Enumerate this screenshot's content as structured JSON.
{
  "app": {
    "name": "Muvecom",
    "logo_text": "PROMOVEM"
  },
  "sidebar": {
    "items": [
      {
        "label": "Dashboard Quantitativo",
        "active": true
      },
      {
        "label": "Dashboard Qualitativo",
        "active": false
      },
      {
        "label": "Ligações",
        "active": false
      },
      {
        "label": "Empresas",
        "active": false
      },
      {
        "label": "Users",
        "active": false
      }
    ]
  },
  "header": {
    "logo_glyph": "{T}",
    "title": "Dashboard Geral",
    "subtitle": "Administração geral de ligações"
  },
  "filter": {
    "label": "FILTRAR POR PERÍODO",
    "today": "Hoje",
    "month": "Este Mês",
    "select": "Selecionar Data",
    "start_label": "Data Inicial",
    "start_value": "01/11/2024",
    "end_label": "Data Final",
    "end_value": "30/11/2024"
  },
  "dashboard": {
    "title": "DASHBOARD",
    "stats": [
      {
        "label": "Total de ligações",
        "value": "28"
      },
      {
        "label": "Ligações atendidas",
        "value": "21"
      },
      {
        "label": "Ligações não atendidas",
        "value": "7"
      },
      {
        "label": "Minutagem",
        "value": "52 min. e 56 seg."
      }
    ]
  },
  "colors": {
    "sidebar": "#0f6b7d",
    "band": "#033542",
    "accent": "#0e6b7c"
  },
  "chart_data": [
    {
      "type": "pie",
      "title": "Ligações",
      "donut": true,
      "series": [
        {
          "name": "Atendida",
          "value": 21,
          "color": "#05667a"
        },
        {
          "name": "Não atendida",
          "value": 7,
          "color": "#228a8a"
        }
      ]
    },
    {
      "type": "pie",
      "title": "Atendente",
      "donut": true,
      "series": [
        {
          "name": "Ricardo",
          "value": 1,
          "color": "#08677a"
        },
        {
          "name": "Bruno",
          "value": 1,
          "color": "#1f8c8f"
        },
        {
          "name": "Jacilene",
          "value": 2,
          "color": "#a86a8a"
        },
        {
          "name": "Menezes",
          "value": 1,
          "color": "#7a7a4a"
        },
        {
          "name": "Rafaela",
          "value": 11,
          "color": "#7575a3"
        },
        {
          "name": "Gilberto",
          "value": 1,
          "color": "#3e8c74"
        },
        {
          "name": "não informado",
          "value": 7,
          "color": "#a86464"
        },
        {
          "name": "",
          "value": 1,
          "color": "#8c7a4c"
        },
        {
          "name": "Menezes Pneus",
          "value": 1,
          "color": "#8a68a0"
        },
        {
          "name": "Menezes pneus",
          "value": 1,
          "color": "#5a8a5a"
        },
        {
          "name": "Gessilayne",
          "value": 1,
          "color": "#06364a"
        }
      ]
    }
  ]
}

> [Written task] Reproduce the complete data exactly as presented above.

> [Full answer]
Enumerate this screenshot's content as structured JSON.
{
  "app": {
    "name": "Muvecom",
    "logo_text": "PROMOVEM"
  },
  "sidebar": {
    "items": [
      {
        "label": "Dashboard Quantitativo",
        "active": true
      },
      {
        "label": "Dashboard Qualitativo",
        "active": false
      },
      {
        "label": "Ligações",
        "active": false
      },
      {
        "label": "Empresas",
        "active": false
      },
      {
        "label": "Users",
        "active": false
      }
    ]
  },
  "header": {
    "logo_glyph": "{T}",
    "title": "Dashboard Geral",
    "subtitle": "Administração geral de ligações"
  },
  "filter": {
    "label": "FILTRAR POR PERÍODO",
    "today": "Hoje",
    "month": "Este Mês",
    "select": "Selecionar Data",
    "start_label": "Data Inicial",
    "start_value": "01/11/2024",
    "end_label": "Data Final",
    "end_value": "30/11/2024"
  },
  "dashboard": {
    "title": "DASHBOARD",
    "stats": [
      {
        "label": "Total de ligações",
        "value": "28"
      },
      {
        "label": "Ligações atendidas",
        "value": "21"
      },
      {
        "label": "Ligações não atendidas",
        "value": "7"
      },
      {
        "label": "Minutagem",
        "value": "52 min. e 56 seg."
      }
    ]
  },
  "colors": {
    "sidebar": "#0f6b7d",
    "band": "#033542",
    "accent": "#0e6b7c"
  },
  "chart_data": [
    {
      "type": "pie",
      "title": "Ligações",
      "donut": true,
      "series": [
        {
          "name": "Atendida",
          "value": 21,
          "color": "#05667a"
        },
        {
          "name": "Não atendida",
          "value": 7,
          "color": "#228a8a"
        }
      ]
    },
    {
      "type": "pie",
      "title": "Atendente",
      "donut": true,
      "series": [
        {
          "name": "Ricardo",
          "value": 1,
          "color": "#08677a"
        },
        {
          "name": "Bruno",
          "value": 1,
          "color": "#1f8c8f"
        },
        {
          "name": "Jacilene",
          "value": 2,
          "color": "#a86a8a"
        },
        {
          "name": "Menezes",
          "value": 1,
          "color": "#7a7a4a"
        },
        {
          "name": "Rafaela",
          "value": 11,
          "color": "#7575a3"
        },
        {
          "name": "Gilberto",
          "value": 1,
          "color": "#3e8c74"
        },
        {
          "name": "não informado",
          "value": 7,
          "color": "#a86464"
        },
        {
          "name": "",
          "value": 1,
          "color": "#8c7a4c"
        },
        {
          "name": "Menezes Pneus",
          "value": 1,
          "color": "#8a68a0"
        },
        {
          "name": "Menezes pneus",
          "value": 1,
          "color": "#5a8a5a"
        },
        {
          "name": "Gessilayne",
          "value": 1,
          "color": "#06364a"
        }
      ]
    }
  ]
}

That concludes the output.